# [CHALLENGE A]
In the forum thread on pickup covers, what pickup does Konfyouzd say is in the bridge?
# [CHALLENGE B]
Reproduce the forum thread on pickup covers word for word from "Mojotone.com - The" to "broken to me.".

# [PASSAGE TO READ]
------------------------------------------------------------
Mojotone.com - The Best source for Vintage Amp Parts, Cabinets, Guitar Parts, Bass Parts, and Pickup Parts

These guys have em too. The payment option on guitar jones still seems broken to me.


----------



## Konfyouzd (May 21, 2012)

7 Dying Trees said:


> Here's one for you guys:
> 
> Housings do NOT fit DActivator8's , the pickups are too chunky, and the covers a little bit too small, so when you try to put them in the covers, the plastic bows out and the pickup/cover assembly doesn't fit the route for the EMG808's
> 
> ...








This, my good man, be a DA8. 

And I have a BKP Emerald in the bridge.


----------



## loktide (May 21, 2012)

Konfyouzd said:


> This, my good man, be a DA8.
> 
> And I have a BKP Emerald in the bridge.



good job


----------



## HeHasTheJazzHands (May 22, 2012)

Konfyouzd said:


> *Photo of win*
> 
> This, my good man, be a DA8.
> 
> And I have a BKP Emerald in the bridge.



If I ever get an RGA8, now I know what I'm doing.


----------



## Konfyouzd (May 23, 2012)

It took some work to get it in there, but you can do it.


----------



## Rain (Jun 2, 2012)

Win. Pure win.


----------



## crg123 (Jun 8, 2012)
------------------------------------------------------------
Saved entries

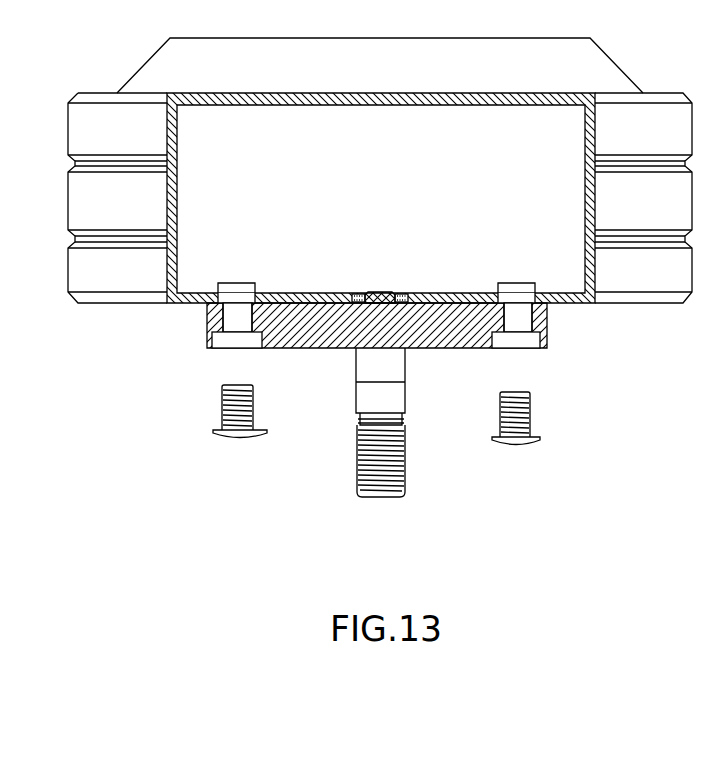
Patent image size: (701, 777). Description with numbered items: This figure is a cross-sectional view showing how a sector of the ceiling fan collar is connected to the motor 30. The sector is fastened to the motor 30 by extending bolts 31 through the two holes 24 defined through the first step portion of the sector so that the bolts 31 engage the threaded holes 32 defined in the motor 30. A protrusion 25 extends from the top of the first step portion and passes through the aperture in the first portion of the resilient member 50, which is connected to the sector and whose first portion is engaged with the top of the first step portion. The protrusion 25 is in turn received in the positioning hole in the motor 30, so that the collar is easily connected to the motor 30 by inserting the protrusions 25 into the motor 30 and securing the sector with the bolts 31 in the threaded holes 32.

The motor 30 is at (582, 305).
The holes 24 is at (522, 343).
The protrusion 25 is at (378, 293).
The resilient member 50 is at (358, 295).
The bolts 31 is at (238, 445).
The threaded holes 32 is at (514, 284).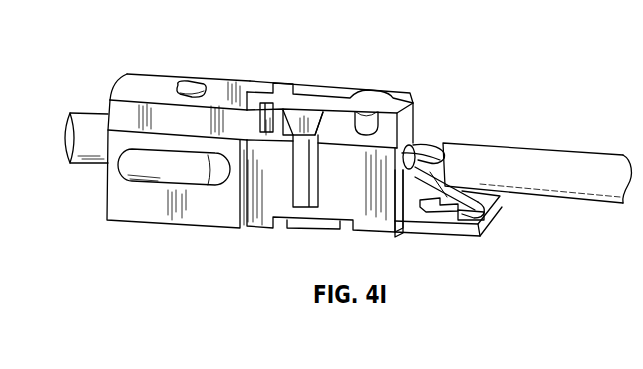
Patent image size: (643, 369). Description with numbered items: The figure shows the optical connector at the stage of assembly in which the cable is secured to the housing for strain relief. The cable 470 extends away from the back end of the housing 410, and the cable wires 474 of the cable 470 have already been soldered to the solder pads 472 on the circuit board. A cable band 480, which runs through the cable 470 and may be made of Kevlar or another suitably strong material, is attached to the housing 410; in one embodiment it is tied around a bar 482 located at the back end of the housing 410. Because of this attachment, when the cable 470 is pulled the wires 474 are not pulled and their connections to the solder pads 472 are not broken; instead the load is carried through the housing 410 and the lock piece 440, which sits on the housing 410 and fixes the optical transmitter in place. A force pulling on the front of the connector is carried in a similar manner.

The housing 410 is at (147, 83).
The lock piece 440 is at (320, 94).
The cable 470 is at (520, 145).
The solder pads 472 is at (487, 224).
The cable wires 474 is at (488, 207).
The cable band 480 is at (423, 143).
The bar 482 is at (402, 178).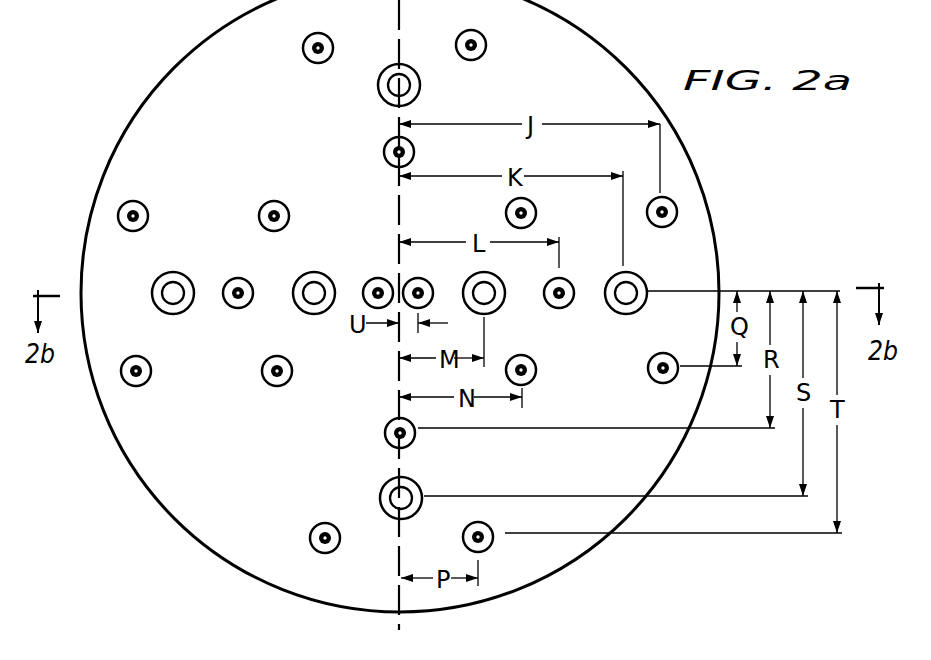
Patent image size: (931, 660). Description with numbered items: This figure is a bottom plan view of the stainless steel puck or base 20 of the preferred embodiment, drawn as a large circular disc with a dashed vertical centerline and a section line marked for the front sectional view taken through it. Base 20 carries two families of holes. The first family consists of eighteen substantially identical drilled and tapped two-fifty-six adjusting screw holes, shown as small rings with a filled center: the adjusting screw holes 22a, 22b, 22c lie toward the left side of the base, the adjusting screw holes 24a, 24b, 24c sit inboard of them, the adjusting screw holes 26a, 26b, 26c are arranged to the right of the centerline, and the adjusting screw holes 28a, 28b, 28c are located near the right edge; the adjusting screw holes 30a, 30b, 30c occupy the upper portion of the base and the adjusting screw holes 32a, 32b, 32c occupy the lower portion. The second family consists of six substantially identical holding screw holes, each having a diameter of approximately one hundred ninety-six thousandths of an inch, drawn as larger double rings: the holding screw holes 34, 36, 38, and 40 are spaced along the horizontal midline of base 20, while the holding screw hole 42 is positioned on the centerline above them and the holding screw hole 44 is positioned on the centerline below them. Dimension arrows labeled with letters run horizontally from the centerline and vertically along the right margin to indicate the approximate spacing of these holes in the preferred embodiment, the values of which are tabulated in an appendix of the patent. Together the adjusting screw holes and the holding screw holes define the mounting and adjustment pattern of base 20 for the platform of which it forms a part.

The base 20 is at (244, 139).
The adjusting screw hole 22a is at (138, 212).
The adjusting screw hole 22b is at (243, 299).
The adjusting screw hole 22c is at (141, 377).
The adjusting screw hole 24a is at (279, 212).
The adjusting screw hole 24b is at (373, 285).
The adjusting screw hole 24c is at (282, 377).
The adjusting screw hole 26a is at (527, 210).
The adjusting screw hole 26b is at (423, 289).
The adjusting screw hole 26c is at (528, 368).
The adjusting screw hole 28a is at (664, 218).
The adjusting screw hole 28b is at (564, 299).
The adjusting screw hole 28c is at (657, 377).
The adjusting screw hole 30a is at (477, 49).
The adjusting screw hole 30b is at (405, 155).
The adjusting screw hole 30c is at (323, 43).
The adjusting screw hole 32a is at (330, 544).
The adjusting screw hole 32b is at (405, 438).
The adjusting screw hole 32c is at (485, 533).
The holding screw hole 34 is at (177, 298).
The holding screw hole 36 is at (317, 298).
The holding screw hole 38 is at (488, 297).
The holding screw hole 40 is at (630, 298).
The holding screw hole 42 is at (403, 88).
The holding screw hole 44 is at (392, 497).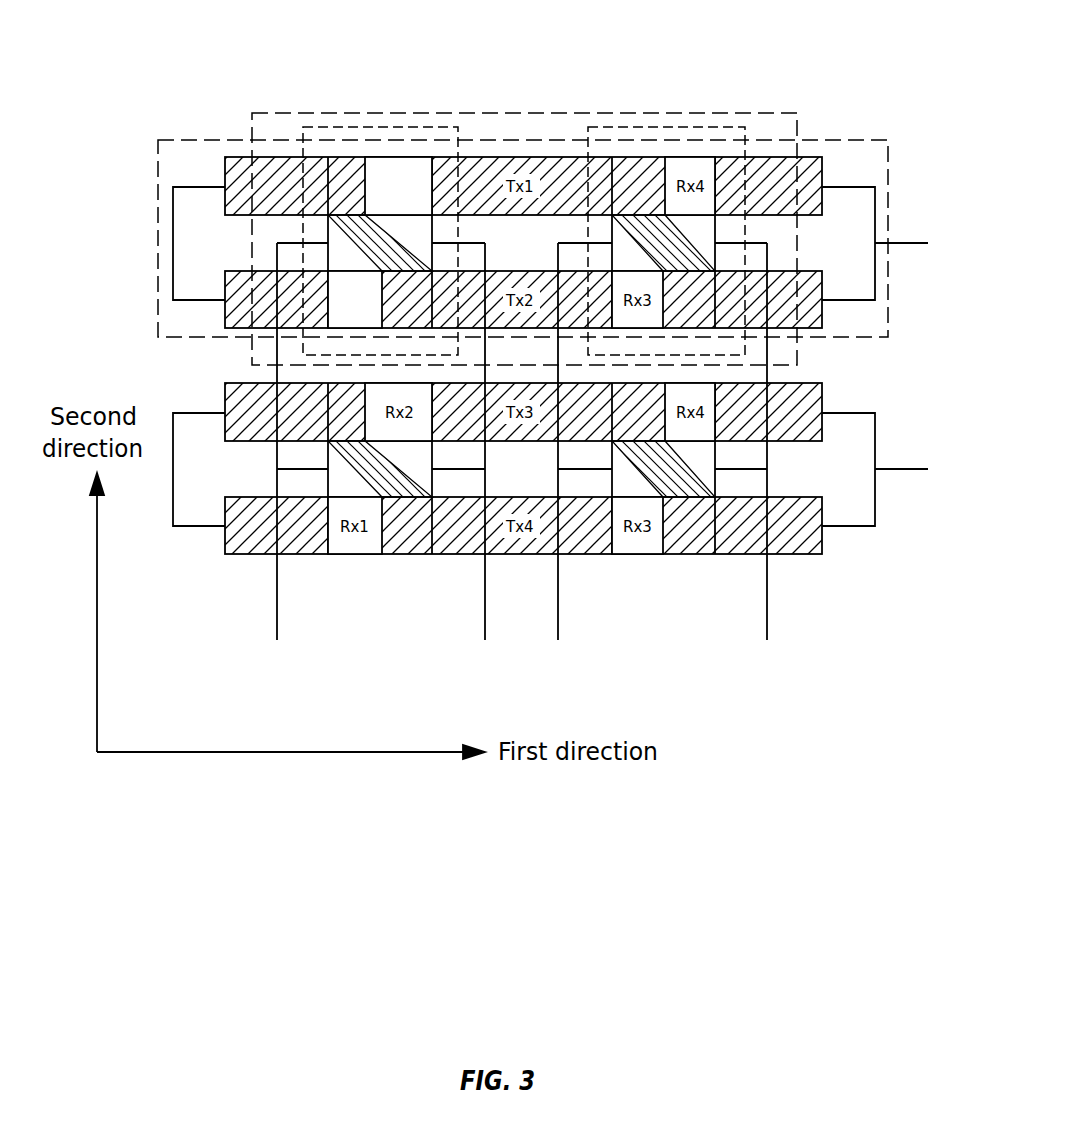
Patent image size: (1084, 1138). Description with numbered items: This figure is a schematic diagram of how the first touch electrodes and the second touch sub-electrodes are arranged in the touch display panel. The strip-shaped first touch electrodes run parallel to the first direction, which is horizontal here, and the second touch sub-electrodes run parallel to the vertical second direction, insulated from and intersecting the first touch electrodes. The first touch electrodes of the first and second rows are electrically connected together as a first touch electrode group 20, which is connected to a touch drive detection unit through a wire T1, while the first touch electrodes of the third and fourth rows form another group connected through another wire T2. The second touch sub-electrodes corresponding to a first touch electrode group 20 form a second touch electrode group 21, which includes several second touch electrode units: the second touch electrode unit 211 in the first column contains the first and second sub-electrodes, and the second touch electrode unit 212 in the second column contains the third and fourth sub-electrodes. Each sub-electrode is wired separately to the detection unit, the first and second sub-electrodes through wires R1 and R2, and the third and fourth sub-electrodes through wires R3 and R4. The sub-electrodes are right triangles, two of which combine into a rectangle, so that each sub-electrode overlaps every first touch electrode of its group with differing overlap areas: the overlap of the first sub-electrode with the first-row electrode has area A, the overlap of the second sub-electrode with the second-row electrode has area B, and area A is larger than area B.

The first touch electrode group 20 is at (852, 140).
The second touch electrode group 21 is at (522, 113).
The second touch electrode unit 211 is at (348, 127).
The second touch electrode unit 212 is at (665, 127).
The overlapping region area A is at (332, 157).
The overlapping region area B is at (420, 152).
The wire T1 is at (916, 243).
The wire T2 is at (916, 469).
The wire R1 is at (279, 462).
The wire R2 is at (484, 462).
The wire R3 is at (562, 462).
The wire R4 is at (774, 462).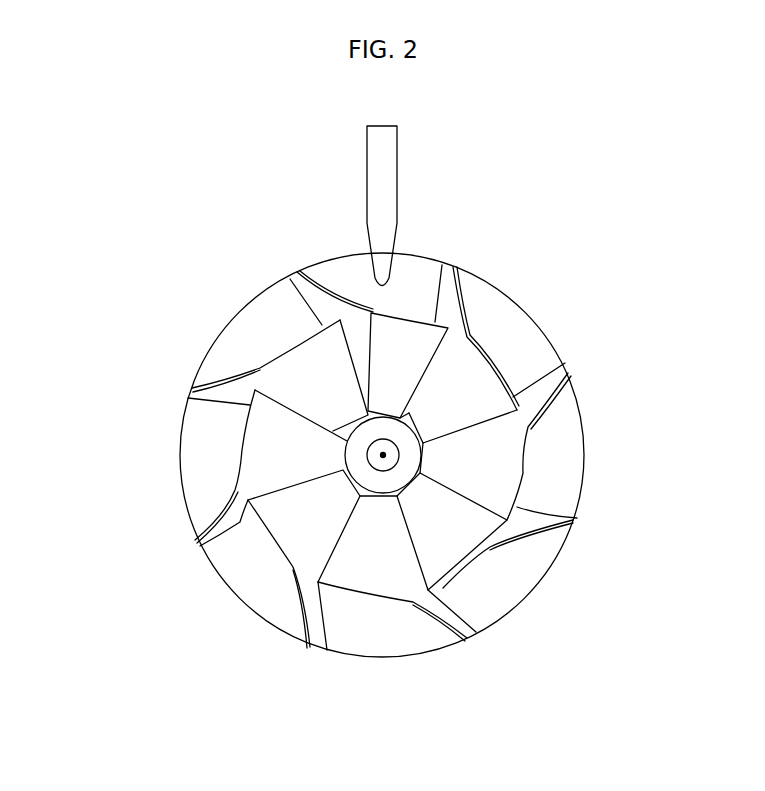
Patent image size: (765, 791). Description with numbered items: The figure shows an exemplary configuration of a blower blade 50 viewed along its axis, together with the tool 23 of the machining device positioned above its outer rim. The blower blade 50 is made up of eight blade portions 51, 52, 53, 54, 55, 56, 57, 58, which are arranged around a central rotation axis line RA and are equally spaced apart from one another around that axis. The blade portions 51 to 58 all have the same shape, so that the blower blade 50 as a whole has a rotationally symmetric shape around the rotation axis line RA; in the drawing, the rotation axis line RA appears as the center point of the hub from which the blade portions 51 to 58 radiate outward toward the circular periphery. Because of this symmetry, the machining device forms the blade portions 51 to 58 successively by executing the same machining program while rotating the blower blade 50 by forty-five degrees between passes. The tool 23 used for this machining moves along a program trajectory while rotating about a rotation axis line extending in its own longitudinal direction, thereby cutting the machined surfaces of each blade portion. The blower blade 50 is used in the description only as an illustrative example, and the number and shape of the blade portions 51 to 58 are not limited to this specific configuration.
------------------------------------------------------------
# [RESULT A]
A BKP Emerald.

# [RESULT B]
Mojotone.com - The Best source for Vintage Amp Parts, Cabinets, Guitar Parts, Bass Parts, and Pickup Parts

These guys have em too. The payment option on guitar jones still seems broken to me.